Figure collection entries
——————
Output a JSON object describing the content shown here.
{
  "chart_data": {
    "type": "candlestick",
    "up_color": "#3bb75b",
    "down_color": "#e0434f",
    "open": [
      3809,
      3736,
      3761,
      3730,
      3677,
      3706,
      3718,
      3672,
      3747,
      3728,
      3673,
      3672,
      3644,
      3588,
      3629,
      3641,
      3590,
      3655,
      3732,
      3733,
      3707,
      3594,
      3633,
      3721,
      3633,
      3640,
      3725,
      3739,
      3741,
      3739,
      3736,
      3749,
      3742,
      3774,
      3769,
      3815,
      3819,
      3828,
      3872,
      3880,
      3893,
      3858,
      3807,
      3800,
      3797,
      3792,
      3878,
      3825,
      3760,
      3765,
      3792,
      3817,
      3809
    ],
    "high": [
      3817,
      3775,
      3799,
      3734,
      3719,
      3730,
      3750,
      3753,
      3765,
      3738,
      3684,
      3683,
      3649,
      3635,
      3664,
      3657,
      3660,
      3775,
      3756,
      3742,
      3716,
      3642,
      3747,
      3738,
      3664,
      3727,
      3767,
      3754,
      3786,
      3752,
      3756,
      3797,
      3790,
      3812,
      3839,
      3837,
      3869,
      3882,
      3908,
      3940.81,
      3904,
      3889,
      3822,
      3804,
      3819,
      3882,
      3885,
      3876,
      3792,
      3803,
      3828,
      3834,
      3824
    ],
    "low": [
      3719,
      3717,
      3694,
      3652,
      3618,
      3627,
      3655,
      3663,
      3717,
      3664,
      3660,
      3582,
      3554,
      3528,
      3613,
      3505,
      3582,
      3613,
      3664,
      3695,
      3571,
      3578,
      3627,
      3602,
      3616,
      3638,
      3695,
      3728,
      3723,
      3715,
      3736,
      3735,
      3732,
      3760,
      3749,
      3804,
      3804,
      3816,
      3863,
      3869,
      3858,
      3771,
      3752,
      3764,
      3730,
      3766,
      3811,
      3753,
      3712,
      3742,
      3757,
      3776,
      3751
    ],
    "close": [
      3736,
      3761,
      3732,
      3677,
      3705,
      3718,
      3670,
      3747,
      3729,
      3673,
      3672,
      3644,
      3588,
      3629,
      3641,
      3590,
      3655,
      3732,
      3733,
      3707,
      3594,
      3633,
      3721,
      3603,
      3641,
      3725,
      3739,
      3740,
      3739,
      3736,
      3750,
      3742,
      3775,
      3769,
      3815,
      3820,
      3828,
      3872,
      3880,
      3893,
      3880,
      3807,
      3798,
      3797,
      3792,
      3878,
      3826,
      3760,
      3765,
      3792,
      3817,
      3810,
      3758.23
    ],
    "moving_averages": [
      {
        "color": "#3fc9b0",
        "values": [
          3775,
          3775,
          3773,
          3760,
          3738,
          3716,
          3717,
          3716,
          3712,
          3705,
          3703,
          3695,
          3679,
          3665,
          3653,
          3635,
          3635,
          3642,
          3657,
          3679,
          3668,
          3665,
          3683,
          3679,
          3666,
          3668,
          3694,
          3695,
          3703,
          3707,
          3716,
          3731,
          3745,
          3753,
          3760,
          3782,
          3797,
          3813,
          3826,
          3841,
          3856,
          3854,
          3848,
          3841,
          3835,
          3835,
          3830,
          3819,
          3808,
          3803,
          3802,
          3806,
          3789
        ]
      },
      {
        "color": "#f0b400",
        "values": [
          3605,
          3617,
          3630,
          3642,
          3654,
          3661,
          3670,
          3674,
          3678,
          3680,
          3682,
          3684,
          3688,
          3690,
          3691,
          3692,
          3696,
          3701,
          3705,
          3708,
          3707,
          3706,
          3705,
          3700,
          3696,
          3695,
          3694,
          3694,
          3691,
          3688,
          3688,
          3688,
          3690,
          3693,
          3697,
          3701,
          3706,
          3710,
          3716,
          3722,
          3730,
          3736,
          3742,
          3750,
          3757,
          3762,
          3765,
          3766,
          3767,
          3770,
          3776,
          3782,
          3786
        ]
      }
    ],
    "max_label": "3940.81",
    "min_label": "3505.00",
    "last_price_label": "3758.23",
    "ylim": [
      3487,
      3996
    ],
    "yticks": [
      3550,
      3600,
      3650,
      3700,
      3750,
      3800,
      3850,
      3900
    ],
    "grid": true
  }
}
——————
Problem statement: Using the listing above, retype each line exactly.

Exercise output:
Output a JSON object describing the content shown here.
{
  "chart_data": {
    "type": "candlestick",
    "up_color": "#3bb75b",
    "down_color": "#e0434f",
    "open": [
      3809,
      3736,
      3761,
      3730,
      3677,
      3706,
      3718,
      3672,
      3747,
      3728,
      3673,
      3672,
      3644,
      3588,
      3629,
      3641,
      3590,
      3655,
      3732,
      3733,
      3707,
      3594,
      3633,
      3721,
      3633,
      3640,
      3725,
      3739,
      3741,
      3739,
      3736,
      3749,
      3742,
      3774,
      3769,
      3815,
      3819,
      3828,
      3872,
      3880,
      3893,
      3858,
      3807,
      3800,
      3797,
      3792,
      3878,
      3825,
      3760,
      3765,
      3792,
      3817,
      3809
    ],
    "high": [
      3817,
      3775,
      3799,
      3734,
      3719,
      3730,
      3750,
      3753,
      3765,
      3738,
      3684,
      3683,
      3649,
      3635,
      3664,
      3657,
      3660,
      3775,
      3756,
      3742,
      3716,
      3642,
      3747,
      3738,
      3664,
      3727,
      3767,
      3754,
      3786,
      3752,
      3756,
      3797,
      3790,
      3812,
      3839,
      3837,
      3869,
      3882,
      3908,
      3940.81,
      3904,
      3889,
      3822,
      3804,
      3819,
      3882,
      3885,
      3876,
      3792,
      3803,
      3828,
      3834,
      3824
    ],
    "low": [
      3719,
      3717,
      3694,
      3652,
      3618,
      3627,
      3655,
      3663,
      3717,
      3664,
      3660,
      3582,
      3554,
      3528,
      3613,
      3505,
      3582,
      3613,
      3664,
      3695,
      3571,
      3578,
      3627,
      3602,
      3616,
      3638,
      3695,
      3728,
      3723,
      3715,
      3736,
      3735,
      3732,
      3760,
      3749,
      3804,
      3804,
      3816,
      3863,
      3869,
      3858,
      3771,
      3752,
      3764,
      3730,
      3766,
      3811,
      3753,
      3712,
      3742,
      3757,
      3776,
      3751
    ],
    "close": [
      3736,
      3761,
      3732,
      3677,
      3705,
      3718,
      3670,
      3747,
      3729,
      3673,
      3672,
      3644,
      3588,
      3629,
      3641,
      3590,
      3655,
      3732,
      3733,
      3707,
      3594,
      3633,
      3721,
      3603,
      3641,
      3725,
      3739,
      3740,
      3739,
      3736,
      3750,
      3742,
      3775,
      3769,
      3815,
      3820,
      3828,
      3872,
      3880,
      3893,
      3880,
      3807,
      3798,
      3797,
      3792,
      3878,
      3826,
      3760,
      3765,
      3792,
      3817,
      3810,
      3758.23
    ],
    "moving_averages": [
      {
        "color": "#3fc9b0",
        "values": [
          3775,
          3775,
          3773,
          3760,
          3738,
          3716,
          3717,
          3716,
          3712,
          3705,
          3703,
          3695,
          3679,
          3665,
          3653,
          3635,
          3635,
          3642,
          3657,
          3679,
          3668,
          3665,
          3683,
          3679,
          3666,
          3668,
          3694,
          3695,
          3703,
          3707,
          3716,
          3731,
          3745,
          3753,
          3760,
          3782,
          3797,
          3813,
          3826,
          3841,
          3856,
          3854,
          3848,
          3841,
          3835,
          3835,
          3830,
          3819,
          3808,
          3803,
          3802,
          3806,
          3789
        ]
      },
      {
        "color": "#f0b400",
        "values": [
          3605,
          3617,
          3630,
          3642,
          3654,
          3661,
          3670,
          3674,
          3678,
          3680,
          3682,
          3684,
          3688,
          3690,
          3691,
          3692,
          3696,
          3701,
          3705,
          3708,
          3707,
          3706,
          3705,
          3700,
          3696,
          3695,
          3694,
          3694,
          3691,
          3688,
          3688,
          3688,
          3690,
          3693,
          3697,
          3701,
          3706,
          3710,
          3716,
          3722,
          3730,
          3736,
          3742,
          3750,
          3757,
          3762,
          3765,
          3766,
          3767,
          3770,
          3776,
          3782,
          3786
        ]
      }
    ],
    "max_label": "3940.81",
    "min_label": "3505.00",
    "last_price_label": "3758.23",
    "ylim": [
      3487,
      3996
    ],
    "yticks": [
      3550,
      3600,
      3650,
      3700,
      3750,
      3800,
      3850,
      3900
    ],
    "grid": true
  }
}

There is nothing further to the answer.